--- DATA SUPPLIED ---
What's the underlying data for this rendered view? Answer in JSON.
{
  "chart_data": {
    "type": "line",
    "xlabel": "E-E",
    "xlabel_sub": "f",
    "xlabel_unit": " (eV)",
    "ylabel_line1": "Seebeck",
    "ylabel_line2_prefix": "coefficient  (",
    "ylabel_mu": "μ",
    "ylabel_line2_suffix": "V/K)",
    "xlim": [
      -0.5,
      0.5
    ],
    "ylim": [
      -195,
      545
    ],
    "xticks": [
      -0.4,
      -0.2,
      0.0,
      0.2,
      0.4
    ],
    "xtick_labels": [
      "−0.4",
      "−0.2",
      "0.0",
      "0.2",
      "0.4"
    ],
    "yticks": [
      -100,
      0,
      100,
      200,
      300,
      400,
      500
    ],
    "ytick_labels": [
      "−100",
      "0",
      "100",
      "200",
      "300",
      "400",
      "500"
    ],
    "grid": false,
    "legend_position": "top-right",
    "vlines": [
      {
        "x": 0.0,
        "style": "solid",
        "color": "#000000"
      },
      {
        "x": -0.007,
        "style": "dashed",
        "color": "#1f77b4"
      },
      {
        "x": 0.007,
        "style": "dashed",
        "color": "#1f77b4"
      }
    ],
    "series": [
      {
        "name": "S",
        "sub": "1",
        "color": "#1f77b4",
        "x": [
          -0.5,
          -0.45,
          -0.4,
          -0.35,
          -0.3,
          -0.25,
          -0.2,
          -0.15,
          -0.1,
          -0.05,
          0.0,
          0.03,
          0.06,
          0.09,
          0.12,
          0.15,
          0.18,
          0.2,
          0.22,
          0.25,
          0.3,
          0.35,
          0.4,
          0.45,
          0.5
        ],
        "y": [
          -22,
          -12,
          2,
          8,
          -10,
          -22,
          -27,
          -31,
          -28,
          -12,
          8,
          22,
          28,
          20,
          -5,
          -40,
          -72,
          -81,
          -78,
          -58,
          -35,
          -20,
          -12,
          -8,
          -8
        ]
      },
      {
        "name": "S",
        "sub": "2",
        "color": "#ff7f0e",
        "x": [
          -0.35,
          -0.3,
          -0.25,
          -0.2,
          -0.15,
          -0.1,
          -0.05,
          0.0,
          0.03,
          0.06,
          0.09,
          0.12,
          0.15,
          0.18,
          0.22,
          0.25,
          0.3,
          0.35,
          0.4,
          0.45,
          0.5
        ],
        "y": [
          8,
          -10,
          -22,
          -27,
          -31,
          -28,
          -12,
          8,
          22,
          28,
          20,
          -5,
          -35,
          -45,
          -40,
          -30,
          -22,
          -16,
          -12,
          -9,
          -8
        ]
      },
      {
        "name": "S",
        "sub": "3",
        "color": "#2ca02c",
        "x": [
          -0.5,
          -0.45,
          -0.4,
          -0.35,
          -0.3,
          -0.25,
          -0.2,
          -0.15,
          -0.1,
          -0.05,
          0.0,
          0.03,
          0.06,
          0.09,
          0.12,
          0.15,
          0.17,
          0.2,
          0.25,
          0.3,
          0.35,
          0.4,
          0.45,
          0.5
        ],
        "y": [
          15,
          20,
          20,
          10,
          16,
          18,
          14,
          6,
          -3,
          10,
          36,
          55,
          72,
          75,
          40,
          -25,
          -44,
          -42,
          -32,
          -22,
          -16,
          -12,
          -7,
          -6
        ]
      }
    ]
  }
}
---
All of the entries should be written out again exactly.

What's the underlying data for this rendered view? Answer in JSON.
{
  "chart_data": {
    "type": "line",
    "xlabel": "E-E",
    "xlabel_sub": "f",
    "xlabel_unit": " (eV)",
    "ylabel_line1": "Seebeck",
    "ylabel_line2_prefix": "coefficient  (",
    "ylabel_mu": "μ",
    "ylabel_line2_suffix": "V/K)",
    "xlim": [
      -0.5,
      0.5
    ],
    "ylim": [
      -195,
      545
    ],
    "xticks": [
      -0.4,
      -0.2,
      0.0,
      0.2,
      0.4
    ],
    "xtick_labels": [
      "−0.4",
      "−0.2",
      "0.0",
      "0.2",
      "0.4"
    ],
    "yticks": [
      -100,
      0,
      100,
      200,
      300,
      400,
      500
    ],
    "ytick_labels": [
      "−100",
      "0",
      "100",
      "200",
      "300",
      "400",
      "500"
    ],
    "grid": false,
    "legend_position": "top-right",
    "vlines": [
      {
        "x": 0.0,
        "style": "solid",
        "color": "#000000"
      },
      {
        "x": -0.007,
        "style": "dashed",
        "color": "#1f77b4"
      },
      {
        "x": 0.007,
        "style": "dashed",
        "color": "#1f77b4"
      }
    ],
    "series": [
      {
        "name": "S",
        "sub": "1",
        "color": "#1f77b4",
        "x": [
          -0.5,
          -0.45,
          -0.4,
          -0.35,
          -0.3,
          -0.25,
          -0.2,
          -0.15,
          -0.1,
          -0.05,
          0.0,
          0.03,
          0.06,
          0.09,
          0.12,
          0.15,
          0.18,
          0.2,
          0.22,
          0.25,
          0.3,
          0.35,
          0.4,
          0.45,
          0.5
        ],
        "y": [
          -22,
          -12,
          2,
          8,
          -10,
          -22,
          -27,
          -31,
          -28,
          -12,
          8,
          22,
          28,
          20,
          -5,
          -40,
          -72,
          -81,
          -78,
          -58,
          -35,
          -20,
          -12,
          -8,
          -8
        ]
      },
      {
        "name": "S",
        "sub": "2",
        "color": "#ff7f0e",
        "x": [
          -0.35,
          -0.3,
          -0.25,
          -0.2,
          -0.15,
          -0.1,
          -0.05,
          0.0,
          0.03,
          0.06,
          0.09,
          0.12,
          0.15,
          0.18,
          0.22,
          0.25,
          0.3,
          0.35,
          0.4,
          0.45,
          0.5
        ],
        "y": [
          8,
          -10,
          -22,
          -27,
          -31,
          -28,
          -12,
          8,
          22,
          28,
          20,
          -5,
          -35,
          -45,
          -40,
          -30,
          -22,
          -16,
          -12,
          -9,
          -8
        ]
      },
      {
        "name": "S",
        "sub": "3",
        "color": "#2ca02c",
        "x": [
          -0.5,
          -0.45,
          -0.4,
          -0.35,
          -0.3,
          -0.25,
          -0.2,
          -0.15,
          -0.1,
          -0.05,
          0.0,
          0.03,
          0.06,
          0.09,
          0.12,
          0.15,
          0.17,
          0.2,
          0.25,
          0.3,
          0.35,
          0.4,
          0.45,
          0.5
        ],
        "y": [
          15,
          20,
          20,
          10,
          16,
          18,
          14,
          6,
          -3,
          10,
          36,
          55,
          72,
          75,
          40,
          -25,
          -44,
          -42,
          -32,
          -22,
          -16,
          -12,
          -7,
          -6
        ]
      }
    ]
  }
}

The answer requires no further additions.